* Begin ENTRIES PROVIDED *

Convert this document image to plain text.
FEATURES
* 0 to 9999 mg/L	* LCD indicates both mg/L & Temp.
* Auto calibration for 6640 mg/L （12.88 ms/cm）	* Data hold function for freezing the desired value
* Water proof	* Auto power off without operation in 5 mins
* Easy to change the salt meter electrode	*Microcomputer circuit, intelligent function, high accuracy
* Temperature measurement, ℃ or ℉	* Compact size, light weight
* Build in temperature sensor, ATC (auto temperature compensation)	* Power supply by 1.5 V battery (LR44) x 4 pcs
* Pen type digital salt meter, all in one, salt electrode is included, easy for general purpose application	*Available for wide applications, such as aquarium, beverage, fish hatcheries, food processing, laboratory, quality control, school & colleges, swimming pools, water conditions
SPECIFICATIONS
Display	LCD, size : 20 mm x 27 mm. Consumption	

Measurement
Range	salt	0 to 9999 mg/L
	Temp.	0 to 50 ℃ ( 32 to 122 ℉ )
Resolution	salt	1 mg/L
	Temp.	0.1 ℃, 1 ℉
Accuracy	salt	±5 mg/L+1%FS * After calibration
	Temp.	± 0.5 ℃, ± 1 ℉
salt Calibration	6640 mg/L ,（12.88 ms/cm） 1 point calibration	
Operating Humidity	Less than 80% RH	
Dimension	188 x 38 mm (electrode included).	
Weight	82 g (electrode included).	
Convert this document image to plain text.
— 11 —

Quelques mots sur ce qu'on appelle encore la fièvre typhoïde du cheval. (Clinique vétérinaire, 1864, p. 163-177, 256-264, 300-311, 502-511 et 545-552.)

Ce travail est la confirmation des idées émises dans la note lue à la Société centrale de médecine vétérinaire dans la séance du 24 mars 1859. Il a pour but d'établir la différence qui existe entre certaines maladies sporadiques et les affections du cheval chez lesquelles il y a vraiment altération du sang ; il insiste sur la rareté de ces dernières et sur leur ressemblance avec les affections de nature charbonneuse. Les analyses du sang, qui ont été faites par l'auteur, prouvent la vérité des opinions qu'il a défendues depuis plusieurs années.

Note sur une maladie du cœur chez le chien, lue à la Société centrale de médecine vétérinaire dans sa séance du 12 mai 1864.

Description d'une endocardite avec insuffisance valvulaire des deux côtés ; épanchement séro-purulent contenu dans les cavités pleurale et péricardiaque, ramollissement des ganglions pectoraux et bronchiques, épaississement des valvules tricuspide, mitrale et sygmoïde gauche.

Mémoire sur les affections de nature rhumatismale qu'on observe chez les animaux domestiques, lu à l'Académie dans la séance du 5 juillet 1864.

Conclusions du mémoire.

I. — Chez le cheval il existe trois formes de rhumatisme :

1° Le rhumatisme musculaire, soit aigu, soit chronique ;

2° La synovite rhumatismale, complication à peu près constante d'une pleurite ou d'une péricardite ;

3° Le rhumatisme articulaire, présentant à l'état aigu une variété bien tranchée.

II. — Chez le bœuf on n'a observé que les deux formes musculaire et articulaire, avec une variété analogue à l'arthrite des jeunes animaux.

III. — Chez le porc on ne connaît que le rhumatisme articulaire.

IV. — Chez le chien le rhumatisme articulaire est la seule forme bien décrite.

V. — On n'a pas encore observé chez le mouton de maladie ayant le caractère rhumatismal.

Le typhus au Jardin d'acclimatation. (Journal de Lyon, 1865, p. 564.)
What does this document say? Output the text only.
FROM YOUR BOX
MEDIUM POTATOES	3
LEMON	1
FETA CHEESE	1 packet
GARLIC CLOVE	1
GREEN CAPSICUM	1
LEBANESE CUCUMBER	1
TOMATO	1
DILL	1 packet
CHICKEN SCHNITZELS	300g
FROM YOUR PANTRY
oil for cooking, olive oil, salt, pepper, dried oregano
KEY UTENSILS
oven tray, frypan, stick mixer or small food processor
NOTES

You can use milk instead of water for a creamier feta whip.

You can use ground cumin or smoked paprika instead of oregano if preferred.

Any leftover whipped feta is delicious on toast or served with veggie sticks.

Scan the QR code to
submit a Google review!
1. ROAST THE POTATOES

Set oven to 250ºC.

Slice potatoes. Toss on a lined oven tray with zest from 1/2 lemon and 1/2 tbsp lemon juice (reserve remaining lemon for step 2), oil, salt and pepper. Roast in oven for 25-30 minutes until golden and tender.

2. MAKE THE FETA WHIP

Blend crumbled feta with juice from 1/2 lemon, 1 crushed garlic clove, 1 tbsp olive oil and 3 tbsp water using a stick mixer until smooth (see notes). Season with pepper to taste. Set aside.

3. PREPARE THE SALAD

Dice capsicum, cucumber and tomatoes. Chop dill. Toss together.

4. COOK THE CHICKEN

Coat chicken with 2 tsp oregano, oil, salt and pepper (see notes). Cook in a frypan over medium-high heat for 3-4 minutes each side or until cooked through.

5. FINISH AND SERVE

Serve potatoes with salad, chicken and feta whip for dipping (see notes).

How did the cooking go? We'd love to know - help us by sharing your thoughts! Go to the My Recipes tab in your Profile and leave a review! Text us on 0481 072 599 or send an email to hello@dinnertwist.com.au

* End ENTRIES PROVIDED *

[SHORT TASK] Scan the material above. Copy each line where "centrale" occurs.

[RIGHT ANSWER]
Ce travail est la confirmation des idées émises dans la note lue à la Société centrale de médecine vétérinaire dans la séance du 24 mars 1859. Il a pour but d'établir la différence qui existe entre certaines maladies sporadiques et les affections du cheval chez lesquelles il y a vraiment altération du sang ; il insiste sur la rareté de ces dernières et sur leur ressemblance avec les affections de nature charbonneuse. Les analyses du sang, qui ont été faites par l'auteur, prouvent la vérité des opinions qu'il a défendues depuis plusieurs années.
Note sur une maladie du cœur chez le chien, lue à la Société centrale de médecine vétérinaire dans sa séance du 12 mai 1864.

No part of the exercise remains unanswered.